(Dataset records)

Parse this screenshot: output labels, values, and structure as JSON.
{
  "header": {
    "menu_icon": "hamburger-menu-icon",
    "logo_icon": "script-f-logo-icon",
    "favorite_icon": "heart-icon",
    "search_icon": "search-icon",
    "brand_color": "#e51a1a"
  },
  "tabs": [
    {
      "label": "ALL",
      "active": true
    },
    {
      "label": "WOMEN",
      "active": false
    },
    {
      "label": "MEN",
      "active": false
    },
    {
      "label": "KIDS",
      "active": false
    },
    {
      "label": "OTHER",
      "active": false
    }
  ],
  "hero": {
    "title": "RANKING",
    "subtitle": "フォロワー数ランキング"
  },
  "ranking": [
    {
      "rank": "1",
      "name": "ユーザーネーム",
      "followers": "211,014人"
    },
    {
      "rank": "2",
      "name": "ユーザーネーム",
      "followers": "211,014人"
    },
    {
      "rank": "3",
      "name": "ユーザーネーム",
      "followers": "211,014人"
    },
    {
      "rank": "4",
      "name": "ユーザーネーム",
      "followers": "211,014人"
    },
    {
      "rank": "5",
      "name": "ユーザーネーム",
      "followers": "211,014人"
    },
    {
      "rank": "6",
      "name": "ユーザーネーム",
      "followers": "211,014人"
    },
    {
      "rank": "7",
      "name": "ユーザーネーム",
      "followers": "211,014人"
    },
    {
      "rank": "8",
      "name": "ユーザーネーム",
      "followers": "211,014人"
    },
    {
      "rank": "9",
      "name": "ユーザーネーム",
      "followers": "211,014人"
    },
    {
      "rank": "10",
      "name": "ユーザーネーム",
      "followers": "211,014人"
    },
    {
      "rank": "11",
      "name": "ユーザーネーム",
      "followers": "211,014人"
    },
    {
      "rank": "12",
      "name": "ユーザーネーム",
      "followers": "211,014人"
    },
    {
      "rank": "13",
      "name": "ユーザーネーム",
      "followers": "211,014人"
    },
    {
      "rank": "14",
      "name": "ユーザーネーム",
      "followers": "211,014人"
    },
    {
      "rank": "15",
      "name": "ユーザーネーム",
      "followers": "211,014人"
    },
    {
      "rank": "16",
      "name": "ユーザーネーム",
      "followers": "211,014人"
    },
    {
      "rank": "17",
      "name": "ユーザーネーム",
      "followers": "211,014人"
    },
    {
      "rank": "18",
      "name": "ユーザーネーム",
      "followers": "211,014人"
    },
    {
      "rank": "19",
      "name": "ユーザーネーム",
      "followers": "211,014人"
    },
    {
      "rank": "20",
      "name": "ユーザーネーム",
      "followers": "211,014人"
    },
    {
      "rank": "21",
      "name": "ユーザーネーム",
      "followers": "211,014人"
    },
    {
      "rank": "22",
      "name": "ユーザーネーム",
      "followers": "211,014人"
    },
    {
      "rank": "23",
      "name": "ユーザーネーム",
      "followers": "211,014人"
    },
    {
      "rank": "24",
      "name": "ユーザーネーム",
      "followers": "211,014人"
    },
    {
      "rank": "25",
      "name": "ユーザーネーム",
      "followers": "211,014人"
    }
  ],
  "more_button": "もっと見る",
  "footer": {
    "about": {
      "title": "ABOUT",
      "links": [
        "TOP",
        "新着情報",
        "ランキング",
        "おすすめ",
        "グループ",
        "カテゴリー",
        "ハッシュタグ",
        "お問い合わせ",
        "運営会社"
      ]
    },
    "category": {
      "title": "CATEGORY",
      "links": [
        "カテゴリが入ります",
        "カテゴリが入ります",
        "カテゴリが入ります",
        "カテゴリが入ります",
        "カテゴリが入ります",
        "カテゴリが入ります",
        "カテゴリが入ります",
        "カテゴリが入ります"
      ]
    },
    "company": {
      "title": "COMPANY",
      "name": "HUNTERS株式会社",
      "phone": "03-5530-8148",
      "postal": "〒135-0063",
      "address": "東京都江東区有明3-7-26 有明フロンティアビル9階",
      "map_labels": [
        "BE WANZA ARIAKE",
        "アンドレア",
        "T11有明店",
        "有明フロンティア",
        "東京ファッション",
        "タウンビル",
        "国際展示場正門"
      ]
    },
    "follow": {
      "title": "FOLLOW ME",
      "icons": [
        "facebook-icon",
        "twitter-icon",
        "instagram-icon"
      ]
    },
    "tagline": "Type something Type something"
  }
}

• [What you should do]:
Output all of the data again, exactly.

• [Full solution]:
Parse this screenshot: output labels, values, and structure as JSON.
{
  "header": {
    "menu_icon": "hamburger-menu-icon",
    "logo_icon": "script-f-logo-icon",
    "favorite_icon": "heart-icon",
    "search_icon": "search-icon",
    "brand_color": "#e51a1a"
  },
  "tabs": [
    {
      "label": "ALL",
      "active": true
    },
    {
      "label": "WOMEN",
      "active": false
    },
    {
      "label": "MEN",
      "active": false
    },
    {
      "label": "KIDS",
      "active": false
    },
    {
      "label": "OTHER",
      "active": false
    }
  ],
  "hero": {
    "title": "RANKING",
    "subtitle": "フォロワー数ランキング"
  },
  "ranking": [
    {
      "rank": "1",
      "name": "ユーザーネーム",
      "followers": "211,014人"
    },
    {
      "rank": "2",
      "name": "ユーザーネーム",
      "followers": "211,014人"
    },
    {
      "rank": "3",
      "name": "ユーザーネーム",
      "followers": "211,014人"
    },
    {
      "rank": "4",
      "name": "ユーザーネーム",
      "followers": "211,014人"
    },
    {
      "rank": "5",
      "name": "ユーザーネーム",
      "followers": "211,014人"
    },
    {
      "rank": "6",
      "name": "ユーザーネーム",
      "followers": "211,014人"
    },
    {
      "rank": "7",
      "name": "ユーザーネーム",
      "followers": "211,014人"
    },
    {
      "rank": "8",
      "name": "ユーザーネーム",
      "followers": "211,014人"
    },
    {
      "rank": "9",
      "name": "ユーザーネーム",
      "followers": "211,014人"
    },
    {
      "rank": "10",
      "name": "ユーザーネーム",
      "followers": "211,014人"
    },
    {
      "rank": "11",
      "name": "ユーザーネーム",
      "followers": "211,014人"
    },
    {
      "rank": "12",
      "name": "ユーザーネーム",
      "followers": "211,014人"
    },
    {
      "rank": "13",
      "name": "ユーザーネーム",
      "followers": "211,014人"
    },
    {
      "rank": "14",
      "name": "ユーザーネーム",
      "followers": "211,014人"
    },
    {
      "rank": "15",
      "name": "ユーザーネーム",
      "followers": "211,014人"
    },
    {
      "rank": "16",
      "name": "ユーザーネーム",
      "followers": "211,014人"
    },
    {
      "rank": "17",
      "name": "ユーザーネーム",
      "followers": "211,014人"
    },
    {
      "rank": "18",
      "name": "ユーザーネーム",
      "followers": "211,014人"
    },
    {
      "rank": "19",
      "name": "ユーザーネーム",
      "followers": "211,014人"
    },
    {
      "rank": "20",
      "name": "ユーザーネーム",
      "followers": "211,014人"
    },
    {
      "rank": "21",
      "name": "ユーザーネーム",
      "followers": "211,014人"
    },
    {
      "rank": "22",
      "name": "ユーザーネーム",
      "followers": "211,014人"
    },
    {
      "rank": "23",
      "name": "ユーザーネーム",
      "followers": "211,014人"
    },
    {
      "rank": "24",
      "name": "ユーザーネーム",
      "followers": "211,014人"
    },
    {
      "rank": "25",
      "name": "ユーザーネーム",
      "followers": "211,014人"
    }
  ],
  "more_button": "もっと見る",
  "footer": {
    "about": {
      "title": "ABOUT",
      "links": [
        "TOP",
        "新着情報",
        "ランキング",
        "おすすめ",
        "グループ",
        "カテゴリー",
        "ハッシュタグ",
        "お問い合わせ",
        "運営会社"
      ]
    },
    "category": {
      "title": "CATEGORY",
      "links": [
        "カテゴリが入ります",
        "カテゴリが入ります",
        "カテゴリが入ります",
        "カテゴリが入ります",
        "カテゴリが入ります",
        "カテゴリが入ります",
        "カテゴリが入ります",
        "カテゴリが入ります"
      ]
    },
    "company": {
      "title": "COMPANY",
      "name": "HUNTERS株式会社",
      "phone": "03-5530-8148",
      "postal": "〒135-0063",
      "address": "東京都江東区有明3-7-26 有明フロンティアビル9階",
      "map_labels": [
        "BE WANZA ARIAKE",
        "アンドレア",
        "T11有明店",
        "有明フロンティア",
        "東京ファッション",
        "タウンビル",
        "国際展示場正門"
      ]
    },
    "follow": {
      "title": "FOLLOW ME",
      "icons": [
        "facebook-icon",
        "twitter-icon",
        "instagram-icon"
      ]
    },
    "tagline": "Type something Type something"
  }
}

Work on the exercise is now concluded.